Instructions to follow:
Find every line below that contains the word "Population" and copy it out.

Data entries:
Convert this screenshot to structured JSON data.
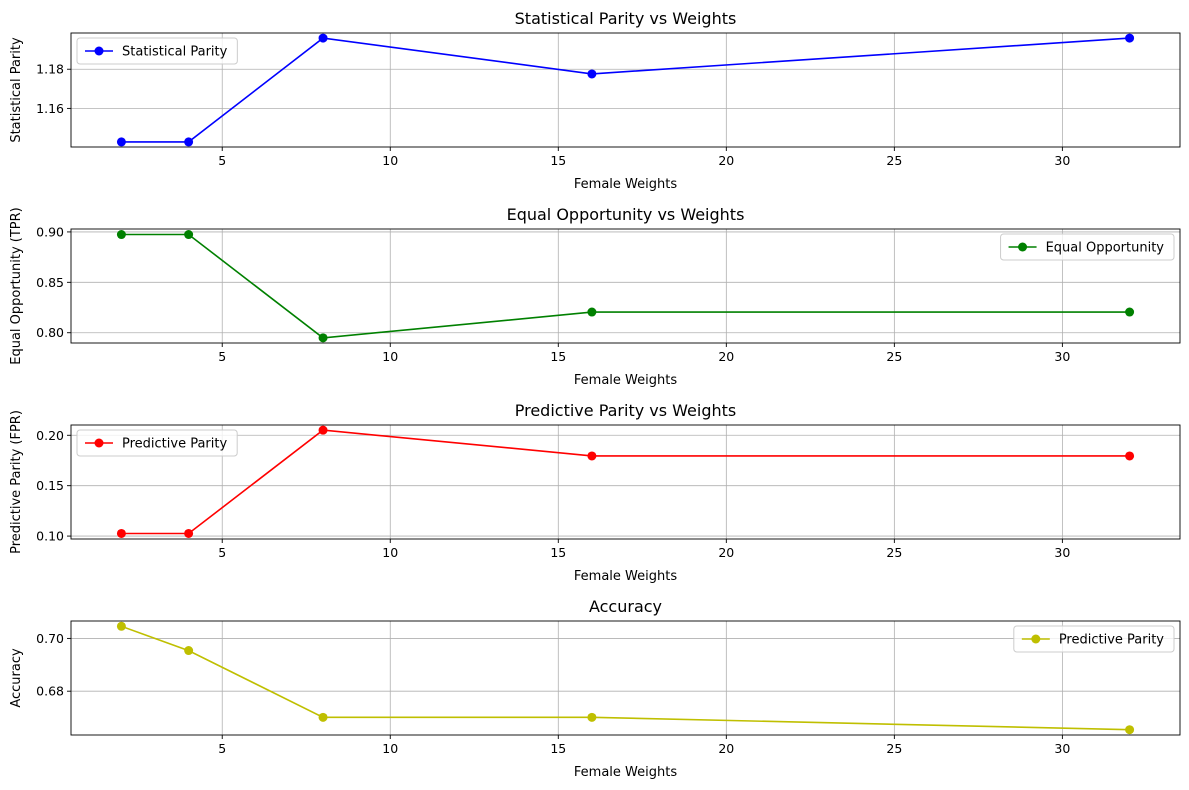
{
  "chart_data": [
    {
      "type": "line",
      "title": "Statistical Parity vs Weights",
      "xlabel": "Female Weights",
      "ylabel": "Statistical Parity",
      "xlim": [
        0.5,
        33.5
      ],
      "ylim": [
        1.1403,
        1.1985
      ],
      "xticks": [
        5,
        10,
        15,
        20,
        25,
        30
      ],
      "xtick_labels": [
        "5",
        "10",
        "15",
        "20",
        "25",
        "30"
      ],
      "yticks": [
        1.16,
        1.18
      ],
      "ytick_labels": [
        "1.16",
        "1.18"
      ],
      "grid": true,
      "legend": "upper left",
      "series": [
        {
          "name": "Statistical Parity",
          "color": "#0000ff",
          "x": [
            2,
            4,
            8,
            16,
            32
          ],
          "y": [
            1.1429,
            1.1429,
            1.1959,
            1.1776,
            1.1959
          ]
        }
      ]
    },
    {
      "type": "line",
      "title": "Equal Opportunity vs Weights",
      "xlabel": "Female Weights",
      "ylabel": "Equal Opportunity (TPR)",
      "xlim": [
        0.5,
        33.5
      ],
      "ylim": [
        0.7898,
        0.9029
      ],
      "xticks": [
        5,
        10,
        15,
        20,
        25,
        30
      ],
      "xtick_labels": [
        "5",
        "10",
        "15",
        "20",
        "25",
        "30"
      ],
      "yticks": [
        0.8,
        0.85,
        0.9
      ],
      "ytick_labels": [
        "0.80",
        "0.85",
        "0.90"
      ],
      "grid": true,
      "legend": "upper right",
      "series": [
        {
          "name": "Equal Opportunity",
          "color": "#008000",
          "x": [
            2,
            4,
            8,
            16,
            32
          ],
          "y": [
            0.8974,
            0.8974,
            0.7949,
            0.8205,
            0.8205
          ]
        }
      ]
    },
    {
      "type": "line",
      "title": "Predictive Parity vs Weights",
      "xlabel": "Female Weights",
      "ylabel": "Predictive Parity (FPR)",
      "xlim": [
        0.5,
        33.5
      ],
      "ylim": [
        0.0971,
        0.2102
      ],
      "xticks": [
        5,
        10,
        15,
        20,
        25,
        30
      ],
      "xtick_labels": [
        "5",
        "10",
        "15",
        "20",
        "25",
        "30"
      ],
      "yticks": [
        0.1,
        0.15,
        0.2
      ],
      "ytick_labels": [
        "0.10",
        "0.15",
        "0.20"
      ],
      "grid": true,
      "legend": "upper left",
      "series": [
        {
          "name": "Predictive Parity",
          "color": "#ff0000",
          "x": [
            2,
            4,
            8,
            16,
            32
          ],
          "y": [
            0.1026,
            0.1026,
            0.2051,
            0.1795,
            0.1795
          ]
        }
      ]
    },
    {
      "type": "line",
      "title": "Accuracy",
      "xlabel": "Female Weights",
      "ylabel": "Accuracy",
      "xlim": [
        0.5,
        33.5
      ],
      "ylim": [
        0.6634,
        0.7066
      ],
      "xticks": [
        5,
        10,
        15,
        20,
        25,
        30
      ],
      "xtick_labels": [
        "5",
        "10",
        "15",
        "20",
        "25",
        "30"
      ],
      "yticks": [
        0.68,
        0.7
      ],
      "ytick_labels": [
        "0.68",
        "0.70"
      ],
      "grid": true,
      "legend": "upper right",
      "series": [
        {
          "name": "Predictive Parity",
          "color": "#bfbf00",
          "x": [
            2,
            4,
            8,
            16,
            32
          ],
          "y": [
            0.7046,
            0.6954,
            0.6701,
            0.6701,
            0.6654
          ]
        }
      ]
    }
  ]
}
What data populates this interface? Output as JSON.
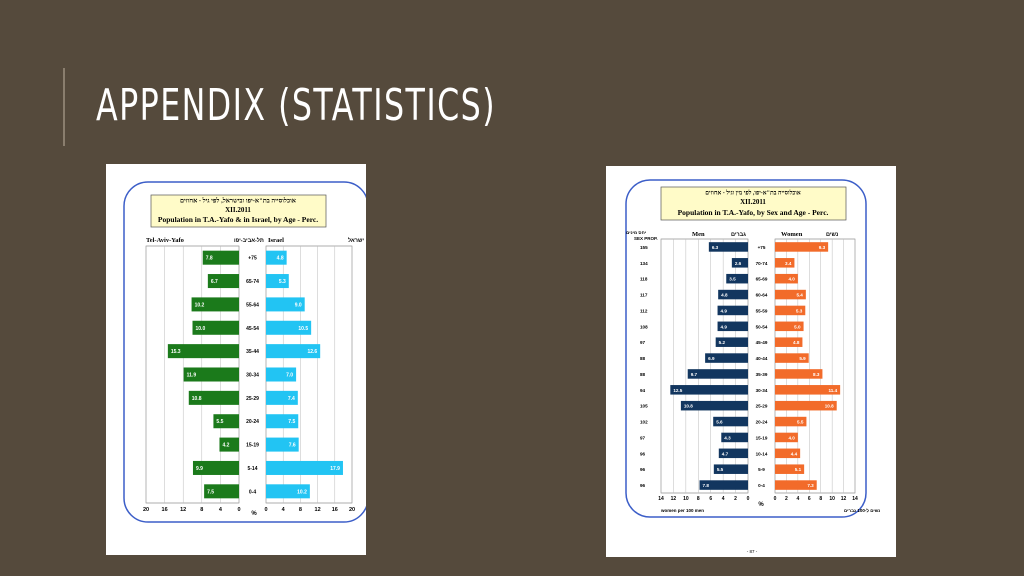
{
  "slide": {
    "title": "APPENDIX (STATISTICS)"
  },
  "colors": {
    "background": "#554a3c",
    "tel_aviv": "#1b7a1b",
    "israel": "#22c4f3",
    "men": "#12365f",
    "women": "#f26b2a",
    "frame": "#3c5ec8",
    "header_fill": "#fffbc8"
  },
  "chart_data": [
    {
      "type": "bar",
      "title_he": "אוכלוסייה בת\"א-יפו ובישראל, לפי גיל - אחוזים",
      "title_date": "XII.2011",
      "title": "Population in T.A.-Yafo & in Israel, by Age - Perc.",
      "left_label": "Tel-Aviv-Yafo",
      "left_label_he": "תל-אביב-יפו",
      "right_label": "Israel",
      "right_label_he": "ישראל",
      "unit": "%",
      "categories": [
        "+75",
        "65-74",
        "55-64",
        "45-54",
        "35-44",
        "30-34",
        "25-29",
        "20-24",
        "15-19",
        "5-14",
        "0-4"
      ],
      "series": [
        {
          "name": "Tel-Aviv-Yafo",
          "values": [
            7.8,
            6.7,
            10.2,
            10.0,
            15.3,
            11.9,
            10.8,
            5.5,
            4.2,
            9.9,
            7.5
          ]
        },
        {
          "name": "Israel",
          "values": [
            4.8,
            5.3,
            9.0,
            10.5,
            12.6,
            7.0,
            7.4,
            7.5,
            7.6,
            17.9,
            10.2
          ]
        }
      ],
      "xlim": [
        0,
        20
      ],
      "ticks_left": [
        "20",
        "16",
        "12",
        "8",
        "4",
        "0"
      ],
      "ticks_right": [
        "0",
        "4",
        "8",
        "12",
        "16",
        "20"
      ],
      "grid": true
    },
    {
      "type": "bar",
      "title_he": "אוכלוסייה בת\"א-יפו, לפי מין וגיל - אחוזים",
      "title_date": "XII.2011",
      "title": "Population in T.A.-Yafo, by Sex and Age - Perc.",
      "men_label": "Men",
      "men_label_he": "גברים",
      "women_label": "Women",
      "women_label_he": "נשים",
      "sexprop_label_he": "יחס מינים",
      "sexprop_label": "SEX PROP.",
      "unit": "%",
      "categories": [
        "+75",
        "70-74",
        "65-69",
        "60-64",
        "55-59",
        "50-54",
        "45-49",
        "40-44",
        "35-39",
        "30-34",
        "25-29",
        "20-24",
        "15-19",
        "10-14",
        "5-9",
        "0-4"
      ],
      "sex_prop": [
        "155",
        "134",
        "118",
        "117",
        "112",
        "108",
        "97",
        "88",
        "88",
        "94",
        "105",
        "102",
        "97",
        "96",
        "96",
        "96"
      ],
      "series": [
        {
          "name": "Men",
          "values": [
            6.3,
            2.6,
            3.5,
            4.8,
            4.9,
            4.9,
            5.2,
            6.9,
            9.7,
            12.5,
            10.8,
            5.6,
            4.3,
            4.7,
            5.5,
            7.8
          ]
        },
        {
          "name": "Women",
          "values": [
            9.3,
            3.4,
            4.0,
            5.4,
            5.3,
            5.0,
            4.8,
            5.9,
            8.3,
            11.4,
            10.8,
            5.5,
            4.0,
            4.4,
            5.1,
            7.3
          ]
        }
      ],
      "xlim": [
        0,
        14
      ],
      "ticks_left": [
        "14",
        "12",
        "10",
        "8",
        "6",
        "4",
        "2",
        "0"
      ],
      "ticks_right": [
        "0",
        "2",
        "4",
        "6",
        "8",
        "10",
        "12",
        "14"
      ],
      "footer_left": "women per 100 men",
      "footer_right": "נשים ל-100 גברים",
      "page_number": "- 87 -",
      "grid": true
    }
  ]
}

Task answer:
      "title": "Population in T.A.-Yafo & in Israel, by Age - Perc.",
      "title": "Population in T.A.-Yafo, by Sex and Age - Perc.",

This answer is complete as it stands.